**Exercise requirements**
Identify the lines that contain the word "السلعة", then copy them.

**Information provided**
>>

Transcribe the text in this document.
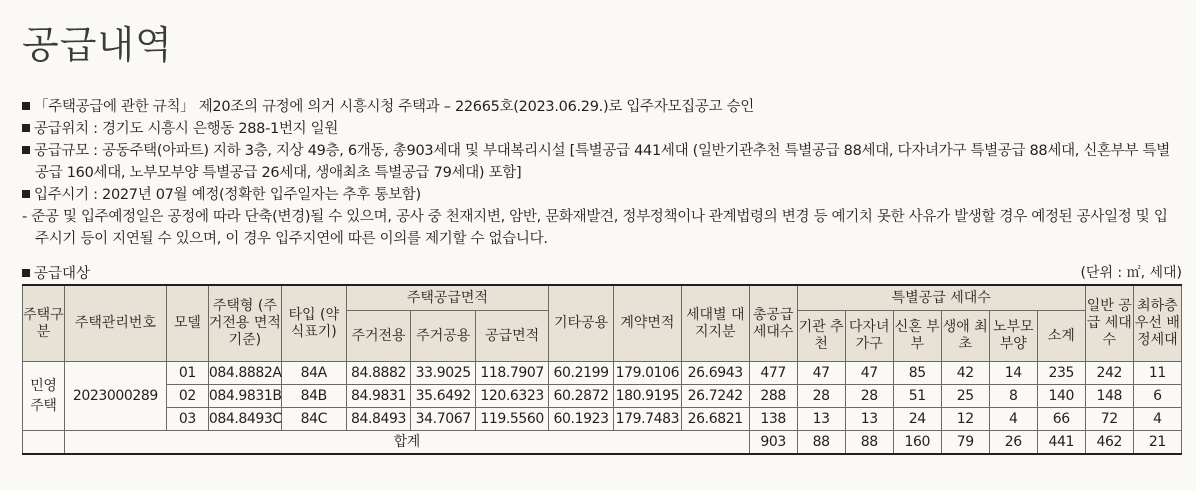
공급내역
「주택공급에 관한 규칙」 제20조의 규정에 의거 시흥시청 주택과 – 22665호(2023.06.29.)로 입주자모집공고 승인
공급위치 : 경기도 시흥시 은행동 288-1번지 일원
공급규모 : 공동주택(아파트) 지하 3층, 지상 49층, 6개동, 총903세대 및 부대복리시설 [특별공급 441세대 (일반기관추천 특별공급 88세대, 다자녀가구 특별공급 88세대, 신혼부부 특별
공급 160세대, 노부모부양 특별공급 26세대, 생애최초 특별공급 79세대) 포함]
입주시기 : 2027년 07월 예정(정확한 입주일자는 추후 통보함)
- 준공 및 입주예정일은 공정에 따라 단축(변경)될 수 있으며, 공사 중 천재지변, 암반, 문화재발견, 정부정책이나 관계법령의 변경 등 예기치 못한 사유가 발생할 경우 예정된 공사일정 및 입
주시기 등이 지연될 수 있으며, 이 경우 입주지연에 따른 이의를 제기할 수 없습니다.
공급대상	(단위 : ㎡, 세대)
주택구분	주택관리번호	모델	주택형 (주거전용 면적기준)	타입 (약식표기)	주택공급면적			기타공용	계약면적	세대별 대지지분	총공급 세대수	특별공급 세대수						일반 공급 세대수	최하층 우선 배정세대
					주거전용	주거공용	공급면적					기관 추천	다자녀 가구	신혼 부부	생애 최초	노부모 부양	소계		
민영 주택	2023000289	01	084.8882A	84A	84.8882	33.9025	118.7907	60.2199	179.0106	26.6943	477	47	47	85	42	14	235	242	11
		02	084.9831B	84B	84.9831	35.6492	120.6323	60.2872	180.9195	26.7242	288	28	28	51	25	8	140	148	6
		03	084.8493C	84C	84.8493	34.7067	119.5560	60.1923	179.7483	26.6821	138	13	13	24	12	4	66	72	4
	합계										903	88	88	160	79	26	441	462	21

<<
>>

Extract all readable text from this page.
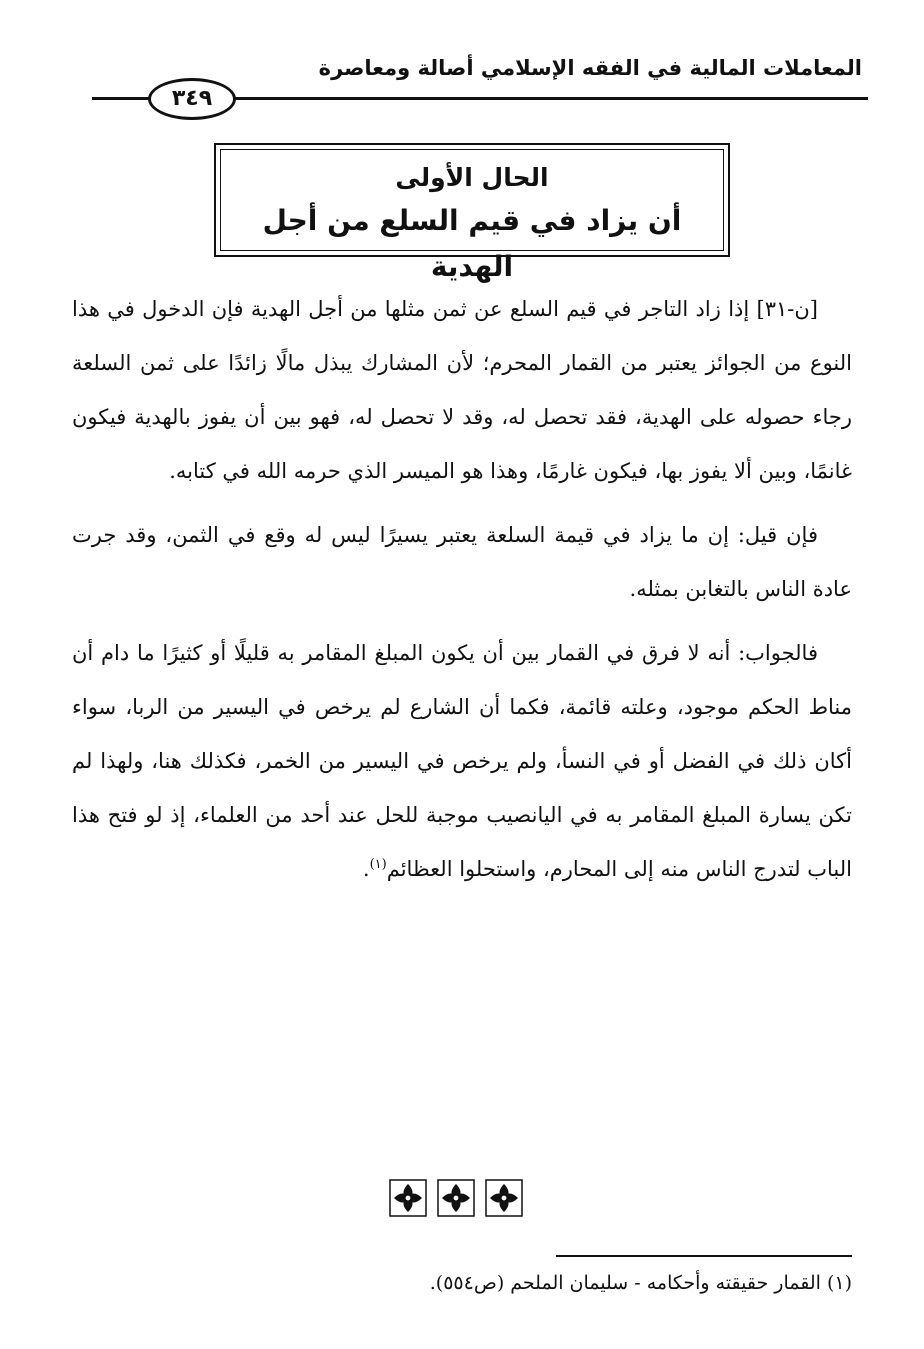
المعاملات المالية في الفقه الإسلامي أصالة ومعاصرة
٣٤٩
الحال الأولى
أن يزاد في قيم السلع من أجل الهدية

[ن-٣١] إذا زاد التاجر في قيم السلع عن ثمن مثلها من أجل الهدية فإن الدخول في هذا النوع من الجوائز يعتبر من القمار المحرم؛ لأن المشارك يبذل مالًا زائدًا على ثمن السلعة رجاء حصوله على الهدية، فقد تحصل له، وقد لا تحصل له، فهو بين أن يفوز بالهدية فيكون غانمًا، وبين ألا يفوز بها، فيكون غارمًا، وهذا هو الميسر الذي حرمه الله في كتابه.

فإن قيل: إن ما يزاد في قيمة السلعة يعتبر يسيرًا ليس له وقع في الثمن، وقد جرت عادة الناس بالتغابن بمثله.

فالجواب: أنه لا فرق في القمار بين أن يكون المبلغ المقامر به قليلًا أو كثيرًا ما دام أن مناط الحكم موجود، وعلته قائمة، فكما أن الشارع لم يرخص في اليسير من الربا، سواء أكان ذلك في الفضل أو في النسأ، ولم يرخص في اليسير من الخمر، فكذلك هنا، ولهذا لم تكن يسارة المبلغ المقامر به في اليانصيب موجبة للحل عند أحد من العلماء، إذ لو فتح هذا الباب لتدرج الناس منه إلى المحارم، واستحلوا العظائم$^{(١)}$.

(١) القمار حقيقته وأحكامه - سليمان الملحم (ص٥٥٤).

<<
>>

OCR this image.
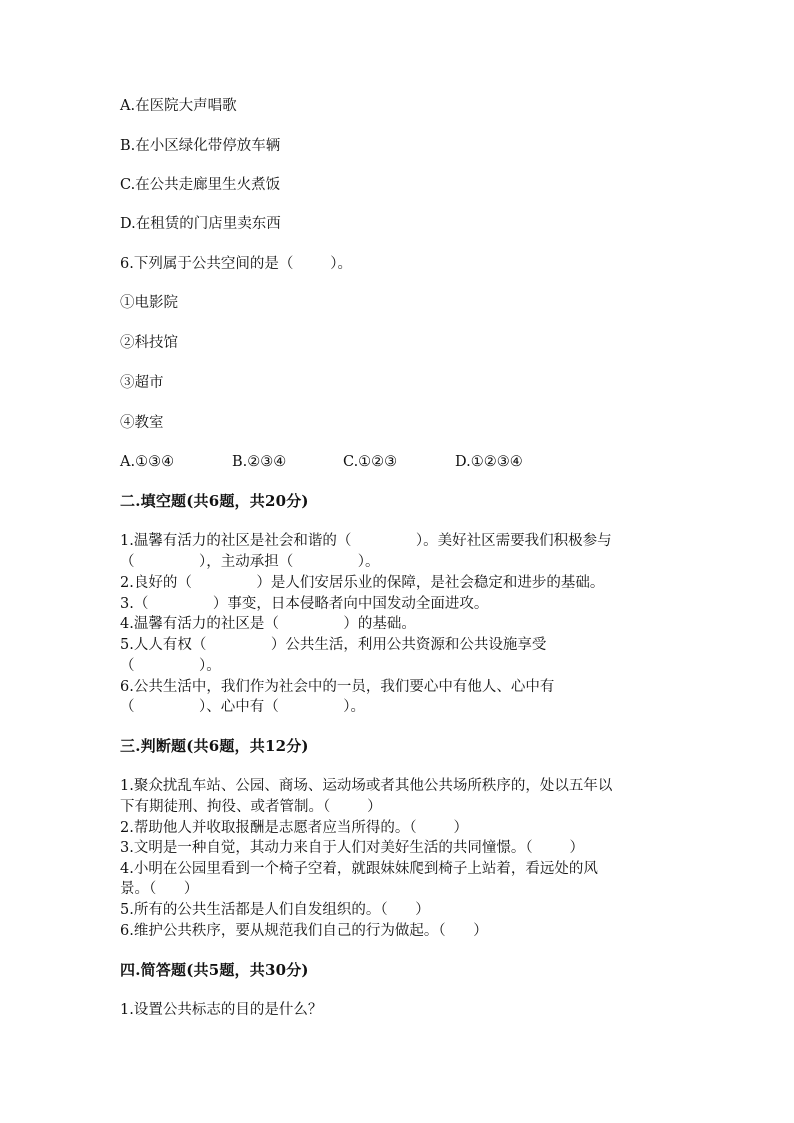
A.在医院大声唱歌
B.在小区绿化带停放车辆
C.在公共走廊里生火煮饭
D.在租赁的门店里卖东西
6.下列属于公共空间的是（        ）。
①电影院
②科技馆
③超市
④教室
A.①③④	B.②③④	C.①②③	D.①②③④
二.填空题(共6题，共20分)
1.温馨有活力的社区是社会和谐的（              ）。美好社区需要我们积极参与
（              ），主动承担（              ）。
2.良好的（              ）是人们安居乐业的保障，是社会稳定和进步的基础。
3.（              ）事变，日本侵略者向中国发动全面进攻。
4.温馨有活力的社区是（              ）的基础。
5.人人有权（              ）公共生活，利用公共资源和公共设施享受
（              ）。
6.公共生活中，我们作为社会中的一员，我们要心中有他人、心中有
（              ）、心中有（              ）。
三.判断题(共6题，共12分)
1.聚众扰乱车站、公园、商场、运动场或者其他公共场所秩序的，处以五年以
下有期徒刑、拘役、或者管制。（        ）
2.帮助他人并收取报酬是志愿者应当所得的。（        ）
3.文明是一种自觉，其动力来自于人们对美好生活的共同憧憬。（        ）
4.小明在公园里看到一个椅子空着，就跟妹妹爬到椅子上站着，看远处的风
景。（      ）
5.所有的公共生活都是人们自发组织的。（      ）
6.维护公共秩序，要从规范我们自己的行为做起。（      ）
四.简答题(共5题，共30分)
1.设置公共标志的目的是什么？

<<

**Solution to the problem**
[ن-٣١] إذا زاد التاجر في قيم السلع عن ثمن مثلها من أجل الهدية فإن الدخول في هذا النوع من الجوائز يعتبر من القمار المحرم؛ لأن المشارك يبذل مالًا زائدًا على ثمن السلعة رجاء حصوله على الهدية، فقد تحصل له، وقد لا تحصل له، فهو بين أن يفوز بالهدية فيكون غانمًا، وبين ألا يفوز بها، فيكون غارمًا، وهذا هو الميسر الذي حرمه الله في كتابه.
فإن قيل: إن ما يزاد في قيمة السلعة يعتبر يسيرًا ليس له وقع في الثمن، وقد جرت عادة الناس بالتغابن بمثله.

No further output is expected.